> _Problem to solve_: Scan the lines below for the word "Тогда". Copy each line you find it in.

(Data extracted from a collection)
--- --- ---

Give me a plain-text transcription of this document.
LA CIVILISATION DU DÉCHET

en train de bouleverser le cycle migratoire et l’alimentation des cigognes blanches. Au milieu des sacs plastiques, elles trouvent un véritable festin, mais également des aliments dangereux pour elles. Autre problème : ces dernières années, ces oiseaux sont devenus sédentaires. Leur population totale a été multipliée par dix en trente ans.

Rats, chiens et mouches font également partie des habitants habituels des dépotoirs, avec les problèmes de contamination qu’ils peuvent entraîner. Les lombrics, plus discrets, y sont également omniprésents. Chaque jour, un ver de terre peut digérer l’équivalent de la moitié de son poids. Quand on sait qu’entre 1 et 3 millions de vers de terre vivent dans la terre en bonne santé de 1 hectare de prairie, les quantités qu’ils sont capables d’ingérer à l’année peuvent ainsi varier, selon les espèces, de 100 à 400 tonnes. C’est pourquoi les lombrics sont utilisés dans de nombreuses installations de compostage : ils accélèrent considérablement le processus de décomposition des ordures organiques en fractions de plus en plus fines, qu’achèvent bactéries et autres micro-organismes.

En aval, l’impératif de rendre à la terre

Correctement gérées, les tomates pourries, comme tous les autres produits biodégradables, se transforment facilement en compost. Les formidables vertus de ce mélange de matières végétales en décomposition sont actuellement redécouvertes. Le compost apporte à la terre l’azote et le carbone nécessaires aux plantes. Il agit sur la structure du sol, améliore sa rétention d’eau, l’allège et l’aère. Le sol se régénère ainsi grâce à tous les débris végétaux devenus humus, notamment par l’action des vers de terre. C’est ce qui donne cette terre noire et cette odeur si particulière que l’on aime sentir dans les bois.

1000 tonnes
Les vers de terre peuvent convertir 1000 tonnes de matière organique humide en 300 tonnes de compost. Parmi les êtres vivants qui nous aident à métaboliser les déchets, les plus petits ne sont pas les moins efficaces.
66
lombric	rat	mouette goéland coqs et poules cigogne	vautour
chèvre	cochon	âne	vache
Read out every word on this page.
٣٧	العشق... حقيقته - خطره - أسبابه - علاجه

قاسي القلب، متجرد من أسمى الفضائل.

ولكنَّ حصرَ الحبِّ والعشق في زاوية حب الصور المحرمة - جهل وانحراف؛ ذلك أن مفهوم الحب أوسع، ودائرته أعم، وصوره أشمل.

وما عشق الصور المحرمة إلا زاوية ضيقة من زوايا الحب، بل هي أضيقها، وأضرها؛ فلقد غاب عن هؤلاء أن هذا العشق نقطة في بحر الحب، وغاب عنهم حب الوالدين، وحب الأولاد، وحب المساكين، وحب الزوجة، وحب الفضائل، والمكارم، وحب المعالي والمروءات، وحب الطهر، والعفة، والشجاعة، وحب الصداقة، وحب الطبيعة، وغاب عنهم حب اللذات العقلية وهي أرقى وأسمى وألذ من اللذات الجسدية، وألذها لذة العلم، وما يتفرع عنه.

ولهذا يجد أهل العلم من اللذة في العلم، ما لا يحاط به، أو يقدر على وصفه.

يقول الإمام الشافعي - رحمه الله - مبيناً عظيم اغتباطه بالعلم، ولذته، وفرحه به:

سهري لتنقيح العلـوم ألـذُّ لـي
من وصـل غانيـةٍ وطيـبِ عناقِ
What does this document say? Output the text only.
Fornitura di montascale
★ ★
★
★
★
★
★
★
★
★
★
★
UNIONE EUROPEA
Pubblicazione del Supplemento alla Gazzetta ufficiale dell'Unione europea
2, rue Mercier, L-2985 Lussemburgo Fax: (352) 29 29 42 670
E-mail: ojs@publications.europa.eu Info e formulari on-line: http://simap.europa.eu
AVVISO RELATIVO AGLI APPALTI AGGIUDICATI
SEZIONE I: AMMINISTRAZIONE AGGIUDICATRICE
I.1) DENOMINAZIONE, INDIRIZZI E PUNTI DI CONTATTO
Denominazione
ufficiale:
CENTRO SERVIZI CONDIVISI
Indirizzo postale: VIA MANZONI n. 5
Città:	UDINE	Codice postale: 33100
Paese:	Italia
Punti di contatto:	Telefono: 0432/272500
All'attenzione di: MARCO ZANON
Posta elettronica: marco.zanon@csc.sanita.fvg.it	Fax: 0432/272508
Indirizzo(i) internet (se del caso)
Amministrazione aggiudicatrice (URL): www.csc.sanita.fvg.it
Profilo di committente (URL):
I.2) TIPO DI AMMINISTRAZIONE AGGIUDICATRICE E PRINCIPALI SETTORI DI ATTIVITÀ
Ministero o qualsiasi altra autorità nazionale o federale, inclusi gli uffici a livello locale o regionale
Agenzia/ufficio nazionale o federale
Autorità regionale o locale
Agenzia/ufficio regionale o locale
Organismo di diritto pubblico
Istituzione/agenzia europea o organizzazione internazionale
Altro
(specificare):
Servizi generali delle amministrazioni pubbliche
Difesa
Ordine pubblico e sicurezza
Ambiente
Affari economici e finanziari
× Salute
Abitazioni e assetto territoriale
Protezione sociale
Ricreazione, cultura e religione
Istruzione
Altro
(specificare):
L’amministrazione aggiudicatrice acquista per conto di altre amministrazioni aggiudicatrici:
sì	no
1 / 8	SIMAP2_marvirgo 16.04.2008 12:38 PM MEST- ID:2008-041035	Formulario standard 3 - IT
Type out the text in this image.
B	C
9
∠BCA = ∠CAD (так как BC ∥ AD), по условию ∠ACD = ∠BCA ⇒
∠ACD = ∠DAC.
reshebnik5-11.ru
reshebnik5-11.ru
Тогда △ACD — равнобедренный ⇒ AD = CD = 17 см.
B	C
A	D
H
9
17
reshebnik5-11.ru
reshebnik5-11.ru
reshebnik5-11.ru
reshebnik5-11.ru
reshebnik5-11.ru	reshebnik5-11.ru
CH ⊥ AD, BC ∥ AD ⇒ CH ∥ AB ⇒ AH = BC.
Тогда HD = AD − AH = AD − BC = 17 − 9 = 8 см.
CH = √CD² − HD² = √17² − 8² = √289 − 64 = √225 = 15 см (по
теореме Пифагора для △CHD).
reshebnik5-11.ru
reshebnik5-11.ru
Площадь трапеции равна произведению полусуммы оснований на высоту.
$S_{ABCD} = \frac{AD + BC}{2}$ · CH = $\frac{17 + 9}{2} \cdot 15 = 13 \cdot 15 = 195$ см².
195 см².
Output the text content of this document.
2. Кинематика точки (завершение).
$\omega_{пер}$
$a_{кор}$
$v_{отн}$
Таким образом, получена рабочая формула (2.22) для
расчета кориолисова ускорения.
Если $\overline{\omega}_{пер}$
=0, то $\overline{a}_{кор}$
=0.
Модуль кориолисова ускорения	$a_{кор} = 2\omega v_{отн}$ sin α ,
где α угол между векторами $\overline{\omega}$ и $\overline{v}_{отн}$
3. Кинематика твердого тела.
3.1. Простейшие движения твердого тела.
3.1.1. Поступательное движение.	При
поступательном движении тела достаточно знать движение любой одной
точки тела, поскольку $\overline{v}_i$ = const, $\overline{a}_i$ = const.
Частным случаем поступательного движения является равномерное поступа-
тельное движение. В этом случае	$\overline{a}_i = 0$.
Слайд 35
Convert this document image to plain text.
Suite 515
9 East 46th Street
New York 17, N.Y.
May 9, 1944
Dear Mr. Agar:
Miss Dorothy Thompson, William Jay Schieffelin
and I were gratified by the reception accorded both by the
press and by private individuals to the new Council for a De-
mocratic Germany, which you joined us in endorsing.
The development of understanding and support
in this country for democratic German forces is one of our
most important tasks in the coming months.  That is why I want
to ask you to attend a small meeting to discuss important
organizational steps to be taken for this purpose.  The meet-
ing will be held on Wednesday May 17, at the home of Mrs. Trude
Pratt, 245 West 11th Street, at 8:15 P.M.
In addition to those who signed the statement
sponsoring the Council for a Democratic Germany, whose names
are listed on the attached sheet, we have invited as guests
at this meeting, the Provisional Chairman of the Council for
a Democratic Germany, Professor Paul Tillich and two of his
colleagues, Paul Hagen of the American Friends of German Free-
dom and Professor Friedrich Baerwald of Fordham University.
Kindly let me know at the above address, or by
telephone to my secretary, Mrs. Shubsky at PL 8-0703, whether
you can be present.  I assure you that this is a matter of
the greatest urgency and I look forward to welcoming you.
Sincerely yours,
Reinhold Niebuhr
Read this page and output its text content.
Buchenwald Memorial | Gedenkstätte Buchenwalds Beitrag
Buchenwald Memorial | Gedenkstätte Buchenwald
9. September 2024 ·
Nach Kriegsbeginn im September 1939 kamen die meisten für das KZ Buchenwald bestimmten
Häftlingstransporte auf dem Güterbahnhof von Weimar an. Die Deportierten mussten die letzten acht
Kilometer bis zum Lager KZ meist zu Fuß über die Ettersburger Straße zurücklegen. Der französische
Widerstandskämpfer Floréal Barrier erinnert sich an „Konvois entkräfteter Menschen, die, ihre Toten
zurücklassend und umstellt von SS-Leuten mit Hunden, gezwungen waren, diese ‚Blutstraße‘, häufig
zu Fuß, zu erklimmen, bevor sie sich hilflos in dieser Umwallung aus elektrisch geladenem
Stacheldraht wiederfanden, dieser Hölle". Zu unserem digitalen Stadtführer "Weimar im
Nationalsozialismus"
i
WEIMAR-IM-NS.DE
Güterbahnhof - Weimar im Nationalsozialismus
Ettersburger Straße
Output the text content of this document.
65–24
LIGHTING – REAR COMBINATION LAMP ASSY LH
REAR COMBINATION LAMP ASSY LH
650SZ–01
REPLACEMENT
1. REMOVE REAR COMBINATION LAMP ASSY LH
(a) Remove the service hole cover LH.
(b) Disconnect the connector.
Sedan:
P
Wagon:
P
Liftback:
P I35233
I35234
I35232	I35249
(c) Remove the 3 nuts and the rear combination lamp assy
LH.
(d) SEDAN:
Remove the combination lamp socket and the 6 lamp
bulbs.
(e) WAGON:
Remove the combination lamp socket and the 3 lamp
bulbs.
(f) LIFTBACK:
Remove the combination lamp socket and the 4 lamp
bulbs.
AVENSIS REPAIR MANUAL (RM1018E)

--- --- ---

> _Finished task_:
Тогда △ACD — равнобедренный ⇒ AD = CD = 17 см.
Тогда HD = AD − AH = AD − BC = 17 − 9 = 8 см.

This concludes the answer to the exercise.